### PROBLEM TO WORK ON
Output all the entries word for word. Omit the pictures.

Collected data entries:
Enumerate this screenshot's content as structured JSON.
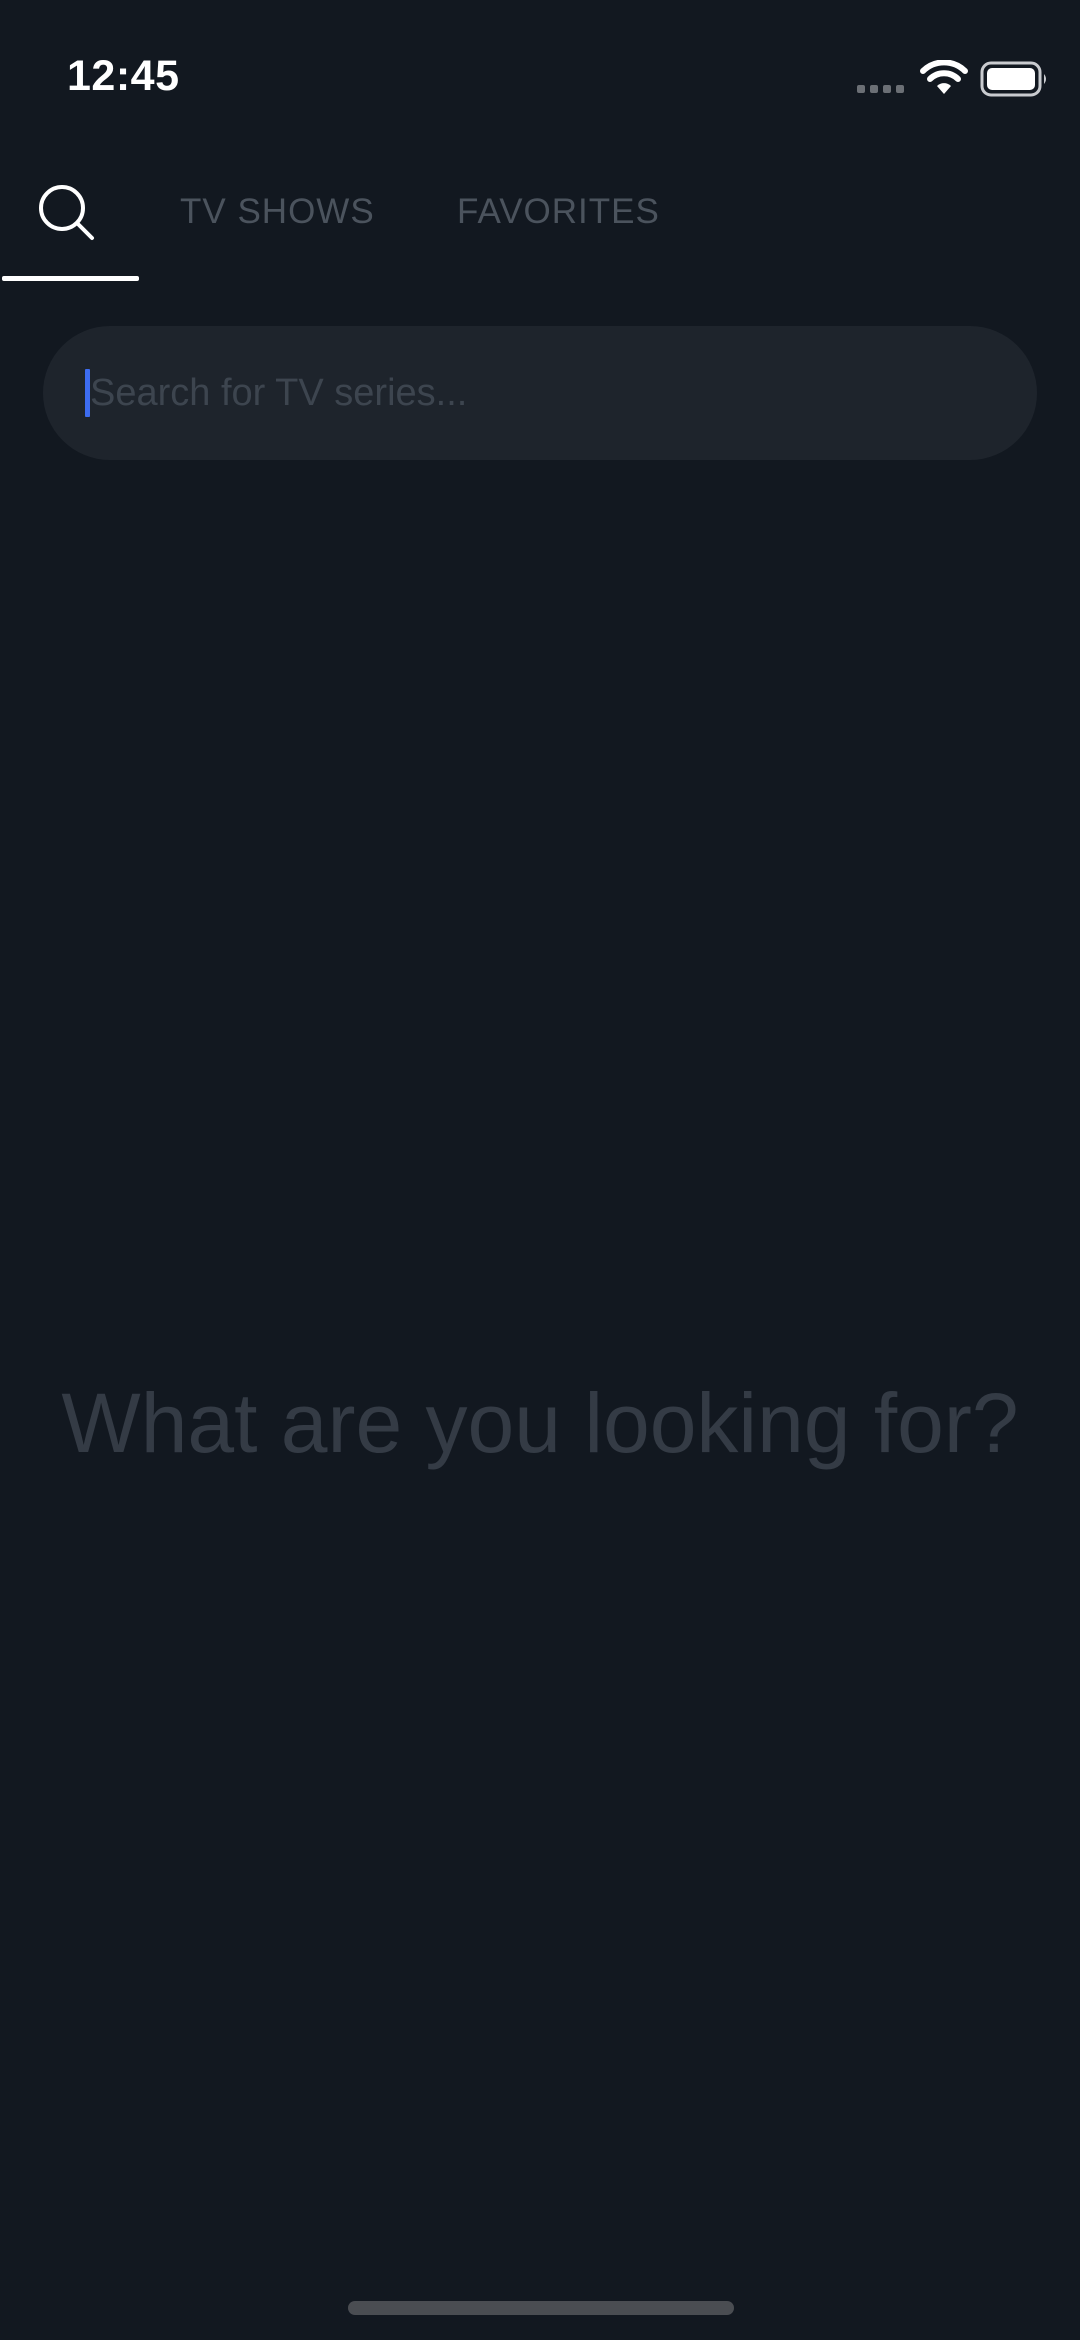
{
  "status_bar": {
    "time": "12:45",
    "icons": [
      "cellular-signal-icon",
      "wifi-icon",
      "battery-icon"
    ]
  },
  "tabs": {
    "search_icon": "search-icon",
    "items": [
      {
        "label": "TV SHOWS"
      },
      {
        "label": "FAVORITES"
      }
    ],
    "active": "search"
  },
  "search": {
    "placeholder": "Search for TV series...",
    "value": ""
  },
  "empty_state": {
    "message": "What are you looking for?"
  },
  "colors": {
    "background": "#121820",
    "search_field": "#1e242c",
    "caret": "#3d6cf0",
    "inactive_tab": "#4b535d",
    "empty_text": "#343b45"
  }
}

### RESULT OF THE EXERCISE
Enumerate this screenshot's content as structured JSON.
{
  "status_bar": {
    "time": "12:45",
    "icons": [
      "cellular-signal-icon",
      "wifi-icon",
      "battery-icon"
    ]
  },
  "tabs": {
    "search_icon": "search-icon",
    "items": [
      {
        "label": "TV SHOWS"
      },
      {
        "label": "FAVORITES"
      }
    ],
    "active": "search"
  },
  "search": {
    "placeholder": "Search for TV series...",
    "value": ""
  },
  "empty_state": {
    "message": "What are you looking for?"
  },
  "colors": {
    "background": "#121820",
    "search_field": "#1e242c",
    "caret": "#3d6cf0",
    "inactive_tab": "#4b535d",
    "empty_text": "#343b45"
  }
}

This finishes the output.